• Directions: Pick out each line of the records that includes the string "Wisbeach", and copy it.

• Recorded data:
--------

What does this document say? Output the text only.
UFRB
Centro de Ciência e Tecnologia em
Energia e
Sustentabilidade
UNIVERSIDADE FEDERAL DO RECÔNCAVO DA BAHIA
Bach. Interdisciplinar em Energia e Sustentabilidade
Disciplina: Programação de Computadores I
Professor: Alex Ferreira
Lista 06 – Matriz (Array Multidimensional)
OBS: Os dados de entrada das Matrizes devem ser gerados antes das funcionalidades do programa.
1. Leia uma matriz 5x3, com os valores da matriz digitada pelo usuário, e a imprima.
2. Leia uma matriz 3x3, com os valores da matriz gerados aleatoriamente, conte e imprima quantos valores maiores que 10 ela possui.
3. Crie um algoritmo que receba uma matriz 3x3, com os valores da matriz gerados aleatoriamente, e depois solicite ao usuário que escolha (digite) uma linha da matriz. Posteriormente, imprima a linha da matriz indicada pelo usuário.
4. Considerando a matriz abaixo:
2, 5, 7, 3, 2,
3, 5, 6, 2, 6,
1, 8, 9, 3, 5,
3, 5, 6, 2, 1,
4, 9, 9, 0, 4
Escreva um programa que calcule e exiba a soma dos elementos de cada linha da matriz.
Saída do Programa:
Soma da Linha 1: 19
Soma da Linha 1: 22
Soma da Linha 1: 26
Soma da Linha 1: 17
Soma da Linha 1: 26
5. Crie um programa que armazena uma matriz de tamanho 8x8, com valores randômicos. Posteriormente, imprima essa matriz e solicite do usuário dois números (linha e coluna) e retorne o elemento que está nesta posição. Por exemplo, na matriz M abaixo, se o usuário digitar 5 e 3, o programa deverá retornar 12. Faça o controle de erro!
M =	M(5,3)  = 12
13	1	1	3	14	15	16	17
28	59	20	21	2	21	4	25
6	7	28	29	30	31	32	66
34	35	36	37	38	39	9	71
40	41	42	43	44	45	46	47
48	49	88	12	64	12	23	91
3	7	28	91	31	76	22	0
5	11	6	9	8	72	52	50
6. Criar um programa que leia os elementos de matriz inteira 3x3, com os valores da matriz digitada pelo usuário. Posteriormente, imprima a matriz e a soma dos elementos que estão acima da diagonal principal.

--------

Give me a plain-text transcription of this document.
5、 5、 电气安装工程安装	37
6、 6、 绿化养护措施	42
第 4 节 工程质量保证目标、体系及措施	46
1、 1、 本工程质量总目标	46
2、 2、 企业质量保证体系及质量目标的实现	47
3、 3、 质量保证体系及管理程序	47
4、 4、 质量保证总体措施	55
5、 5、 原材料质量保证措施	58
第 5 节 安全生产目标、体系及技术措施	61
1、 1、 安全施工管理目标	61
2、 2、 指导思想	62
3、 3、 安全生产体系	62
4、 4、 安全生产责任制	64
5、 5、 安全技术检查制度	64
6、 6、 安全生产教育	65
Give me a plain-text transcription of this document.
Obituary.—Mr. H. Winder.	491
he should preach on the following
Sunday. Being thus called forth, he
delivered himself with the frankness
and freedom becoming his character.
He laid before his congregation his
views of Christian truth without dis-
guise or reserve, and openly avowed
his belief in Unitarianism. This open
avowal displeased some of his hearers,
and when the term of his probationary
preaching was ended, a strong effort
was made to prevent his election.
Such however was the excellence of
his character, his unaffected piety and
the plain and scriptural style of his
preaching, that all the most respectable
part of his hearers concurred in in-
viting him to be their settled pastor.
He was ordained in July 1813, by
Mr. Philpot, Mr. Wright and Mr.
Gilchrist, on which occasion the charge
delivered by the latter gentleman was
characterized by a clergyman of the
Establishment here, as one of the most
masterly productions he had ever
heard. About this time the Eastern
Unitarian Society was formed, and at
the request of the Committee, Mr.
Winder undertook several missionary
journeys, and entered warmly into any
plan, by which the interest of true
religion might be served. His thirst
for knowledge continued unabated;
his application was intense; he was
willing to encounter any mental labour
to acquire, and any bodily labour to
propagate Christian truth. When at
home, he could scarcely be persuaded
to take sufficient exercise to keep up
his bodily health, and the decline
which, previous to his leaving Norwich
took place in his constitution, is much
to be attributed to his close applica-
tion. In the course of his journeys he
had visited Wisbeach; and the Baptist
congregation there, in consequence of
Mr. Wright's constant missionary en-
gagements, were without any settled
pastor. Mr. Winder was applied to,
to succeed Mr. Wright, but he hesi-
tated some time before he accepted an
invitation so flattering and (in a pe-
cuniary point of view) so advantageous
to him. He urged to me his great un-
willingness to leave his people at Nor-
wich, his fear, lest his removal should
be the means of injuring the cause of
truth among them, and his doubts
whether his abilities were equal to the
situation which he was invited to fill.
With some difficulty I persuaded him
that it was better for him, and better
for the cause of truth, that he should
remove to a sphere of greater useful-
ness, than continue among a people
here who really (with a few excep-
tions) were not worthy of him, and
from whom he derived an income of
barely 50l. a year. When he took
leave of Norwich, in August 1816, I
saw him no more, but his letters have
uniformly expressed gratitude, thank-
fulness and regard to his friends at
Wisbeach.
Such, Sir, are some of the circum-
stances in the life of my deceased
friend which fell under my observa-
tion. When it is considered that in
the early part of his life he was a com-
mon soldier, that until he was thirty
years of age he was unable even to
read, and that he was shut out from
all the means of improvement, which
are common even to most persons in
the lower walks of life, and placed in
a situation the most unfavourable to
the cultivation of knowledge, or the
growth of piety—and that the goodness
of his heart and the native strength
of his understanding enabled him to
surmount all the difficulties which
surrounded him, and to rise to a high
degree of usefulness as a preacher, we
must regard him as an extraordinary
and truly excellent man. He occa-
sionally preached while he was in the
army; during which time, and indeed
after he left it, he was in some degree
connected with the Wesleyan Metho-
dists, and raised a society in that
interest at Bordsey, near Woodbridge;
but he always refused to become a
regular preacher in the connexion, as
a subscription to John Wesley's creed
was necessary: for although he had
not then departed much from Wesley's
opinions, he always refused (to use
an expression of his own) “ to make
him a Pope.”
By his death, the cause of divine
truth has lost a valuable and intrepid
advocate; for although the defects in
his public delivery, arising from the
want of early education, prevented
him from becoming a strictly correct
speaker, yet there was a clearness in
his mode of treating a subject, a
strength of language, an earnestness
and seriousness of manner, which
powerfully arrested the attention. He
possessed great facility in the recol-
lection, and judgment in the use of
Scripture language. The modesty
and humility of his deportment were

--------

• Answer below:
had visited Wisbeach; and the Baptist
Wisbeach.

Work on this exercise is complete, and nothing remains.